- THE TASK -
Filter the records below and copy every line containing the word "into".

- EXERCISE DATA -
--*--
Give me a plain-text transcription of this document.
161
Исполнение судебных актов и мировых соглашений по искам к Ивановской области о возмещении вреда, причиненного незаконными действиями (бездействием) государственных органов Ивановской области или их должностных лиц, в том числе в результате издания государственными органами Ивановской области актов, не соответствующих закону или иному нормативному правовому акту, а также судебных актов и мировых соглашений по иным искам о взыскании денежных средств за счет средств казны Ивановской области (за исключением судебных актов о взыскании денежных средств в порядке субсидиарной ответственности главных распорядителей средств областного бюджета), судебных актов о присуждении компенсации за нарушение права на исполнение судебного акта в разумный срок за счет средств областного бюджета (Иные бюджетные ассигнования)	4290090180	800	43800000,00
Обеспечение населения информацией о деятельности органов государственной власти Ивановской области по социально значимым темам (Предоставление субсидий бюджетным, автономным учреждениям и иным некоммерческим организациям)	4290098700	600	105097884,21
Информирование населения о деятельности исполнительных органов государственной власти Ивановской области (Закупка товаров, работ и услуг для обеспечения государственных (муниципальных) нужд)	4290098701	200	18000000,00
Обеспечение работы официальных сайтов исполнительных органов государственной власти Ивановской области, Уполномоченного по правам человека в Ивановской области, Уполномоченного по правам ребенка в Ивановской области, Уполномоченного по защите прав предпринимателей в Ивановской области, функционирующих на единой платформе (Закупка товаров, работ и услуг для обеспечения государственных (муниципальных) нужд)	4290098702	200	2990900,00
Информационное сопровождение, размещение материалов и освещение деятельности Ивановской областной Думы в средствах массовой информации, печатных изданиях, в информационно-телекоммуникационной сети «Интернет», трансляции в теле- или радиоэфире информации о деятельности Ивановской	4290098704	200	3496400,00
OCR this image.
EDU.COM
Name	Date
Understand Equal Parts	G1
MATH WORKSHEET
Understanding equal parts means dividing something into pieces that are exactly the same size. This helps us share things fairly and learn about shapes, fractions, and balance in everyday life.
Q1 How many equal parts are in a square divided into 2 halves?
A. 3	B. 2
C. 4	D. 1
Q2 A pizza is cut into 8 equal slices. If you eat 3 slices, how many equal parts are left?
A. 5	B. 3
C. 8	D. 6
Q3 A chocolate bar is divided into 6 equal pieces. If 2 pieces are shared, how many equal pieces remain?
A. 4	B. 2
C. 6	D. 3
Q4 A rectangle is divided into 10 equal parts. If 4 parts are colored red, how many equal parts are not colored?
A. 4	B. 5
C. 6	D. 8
--*--
- EXERCISE RESPONSE -
Understanding equal parts means dividing something into pieces that are exactly the same size. This helps us share things fairly and learn about shapes, fractions, and balance in everyday life.
Q1 How many equal parts are in a square divided into 2 halves?
Q2 A pizza is cut into 8 equal slices. If you eat 3 slices, how many equal parts are left?
Q3 A chocolate bar is divided into 6 equal pieces. If 2 pieces are shared, how many equal pieces remain?
Q4 A rectangle is divided into 10 equal parts. If 4 parts are colored red, how many equal parts are not colored?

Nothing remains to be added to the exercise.